(Data)
· · · · ·

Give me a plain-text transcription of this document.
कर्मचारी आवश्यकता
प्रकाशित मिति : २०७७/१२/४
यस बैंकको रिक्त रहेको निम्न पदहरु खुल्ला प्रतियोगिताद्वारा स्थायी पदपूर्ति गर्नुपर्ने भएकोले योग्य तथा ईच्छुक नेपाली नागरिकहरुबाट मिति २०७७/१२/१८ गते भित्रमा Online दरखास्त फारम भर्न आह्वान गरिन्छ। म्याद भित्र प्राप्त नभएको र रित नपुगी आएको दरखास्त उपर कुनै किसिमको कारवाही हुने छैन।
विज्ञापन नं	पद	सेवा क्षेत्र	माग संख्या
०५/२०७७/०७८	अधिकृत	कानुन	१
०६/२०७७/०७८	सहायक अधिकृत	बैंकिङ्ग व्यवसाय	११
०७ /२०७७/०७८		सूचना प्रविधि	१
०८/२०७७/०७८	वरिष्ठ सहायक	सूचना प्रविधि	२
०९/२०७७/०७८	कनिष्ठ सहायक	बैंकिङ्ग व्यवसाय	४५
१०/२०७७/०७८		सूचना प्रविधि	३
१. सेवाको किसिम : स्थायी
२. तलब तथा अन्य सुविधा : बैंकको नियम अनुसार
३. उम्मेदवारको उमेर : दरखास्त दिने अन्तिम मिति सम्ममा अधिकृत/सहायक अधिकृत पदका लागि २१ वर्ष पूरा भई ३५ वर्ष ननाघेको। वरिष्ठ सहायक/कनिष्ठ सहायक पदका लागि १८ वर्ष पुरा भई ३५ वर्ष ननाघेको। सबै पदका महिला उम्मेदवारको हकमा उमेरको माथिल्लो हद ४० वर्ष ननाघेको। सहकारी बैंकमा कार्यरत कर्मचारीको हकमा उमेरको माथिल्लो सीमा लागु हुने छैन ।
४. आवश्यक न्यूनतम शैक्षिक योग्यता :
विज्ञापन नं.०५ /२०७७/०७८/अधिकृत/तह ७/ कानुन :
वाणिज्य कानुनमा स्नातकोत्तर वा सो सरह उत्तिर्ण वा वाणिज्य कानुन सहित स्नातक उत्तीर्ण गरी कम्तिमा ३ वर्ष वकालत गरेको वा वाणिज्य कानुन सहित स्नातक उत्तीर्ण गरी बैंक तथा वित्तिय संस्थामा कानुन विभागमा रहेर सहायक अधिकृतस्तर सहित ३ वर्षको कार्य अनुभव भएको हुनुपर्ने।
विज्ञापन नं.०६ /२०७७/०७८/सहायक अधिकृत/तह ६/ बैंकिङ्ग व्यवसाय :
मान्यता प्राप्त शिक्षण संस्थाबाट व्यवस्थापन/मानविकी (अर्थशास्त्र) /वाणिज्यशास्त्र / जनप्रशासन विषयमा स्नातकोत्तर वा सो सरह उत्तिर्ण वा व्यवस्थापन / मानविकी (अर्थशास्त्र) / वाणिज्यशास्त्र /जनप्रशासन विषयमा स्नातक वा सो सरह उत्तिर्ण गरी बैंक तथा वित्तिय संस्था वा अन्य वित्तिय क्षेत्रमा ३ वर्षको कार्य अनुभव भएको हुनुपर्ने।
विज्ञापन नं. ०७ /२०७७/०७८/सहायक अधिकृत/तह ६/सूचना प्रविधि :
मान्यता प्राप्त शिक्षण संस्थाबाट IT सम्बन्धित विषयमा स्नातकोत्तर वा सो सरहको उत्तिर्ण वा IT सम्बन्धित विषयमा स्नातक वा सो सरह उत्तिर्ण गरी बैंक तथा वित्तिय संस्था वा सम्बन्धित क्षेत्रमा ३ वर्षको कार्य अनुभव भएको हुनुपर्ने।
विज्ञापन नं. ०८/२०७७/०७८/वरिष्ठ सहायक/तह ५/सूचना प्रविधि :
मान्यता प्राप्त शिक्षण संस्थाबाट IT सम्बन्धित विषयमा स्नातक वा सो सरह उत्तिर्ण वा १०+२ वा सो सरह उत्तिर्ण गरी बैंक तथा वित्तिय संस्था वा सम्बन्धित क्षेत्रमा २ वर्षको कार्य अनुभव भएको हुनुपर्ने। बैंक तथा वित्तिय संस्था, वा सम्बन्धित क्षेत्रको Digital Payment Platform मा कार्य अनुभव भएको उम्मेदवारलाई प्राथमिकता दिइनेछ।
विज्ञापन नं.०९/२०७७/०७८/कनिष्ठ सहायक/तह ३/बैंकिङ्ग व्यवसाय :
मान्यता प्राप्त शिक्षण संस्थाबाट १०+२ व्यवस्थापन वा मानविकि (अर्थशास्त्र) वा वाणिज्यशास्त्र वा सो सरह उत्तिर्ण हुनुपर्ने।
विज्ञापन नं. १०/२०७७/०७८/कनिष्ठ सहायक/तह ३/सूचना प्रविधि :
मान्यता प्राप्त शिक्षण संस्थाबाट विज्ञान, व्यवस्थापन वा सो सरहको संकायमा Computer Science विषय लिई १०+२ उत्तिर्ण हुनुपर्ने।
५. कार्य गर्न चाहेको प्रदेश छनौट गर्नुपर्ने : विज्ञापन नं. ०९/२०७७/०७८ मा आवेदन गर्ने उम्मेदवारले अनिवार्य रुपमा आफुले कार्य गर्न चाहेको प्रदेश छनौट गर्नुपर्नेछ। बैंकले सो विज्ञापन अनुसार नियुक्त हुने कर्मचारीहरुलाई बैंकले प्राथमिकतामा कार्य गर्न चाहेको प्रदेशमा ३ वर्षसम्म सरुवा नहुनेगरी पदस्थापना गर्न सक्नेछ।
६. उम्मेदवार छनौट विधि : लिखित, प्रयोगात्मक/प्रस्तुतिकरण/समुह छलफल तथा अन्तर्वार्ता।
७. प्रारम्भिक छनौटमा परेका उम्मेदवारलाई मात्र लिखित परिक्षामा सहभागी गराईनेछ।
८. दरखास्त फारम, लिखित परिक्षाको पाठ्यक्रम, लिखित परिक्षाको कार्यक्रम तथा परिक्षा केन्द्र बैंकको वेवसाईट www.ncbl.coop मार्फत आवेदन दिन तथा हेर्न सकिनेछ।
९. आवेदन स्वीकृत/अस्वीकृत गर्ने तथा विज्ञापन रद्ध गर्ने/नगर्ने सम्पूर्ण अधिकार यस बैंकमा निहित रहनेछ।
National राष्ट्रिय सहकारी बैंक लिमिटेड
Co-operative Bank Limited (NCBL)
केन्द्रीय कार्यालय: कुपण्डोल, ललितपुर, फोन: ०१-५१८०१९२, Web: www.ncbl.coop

· · · · ·

(Your goal) Tally up the lines in the preceding listing that contain the string "coop". Respond with the number and nothing else.

(Answer to this exercise) 2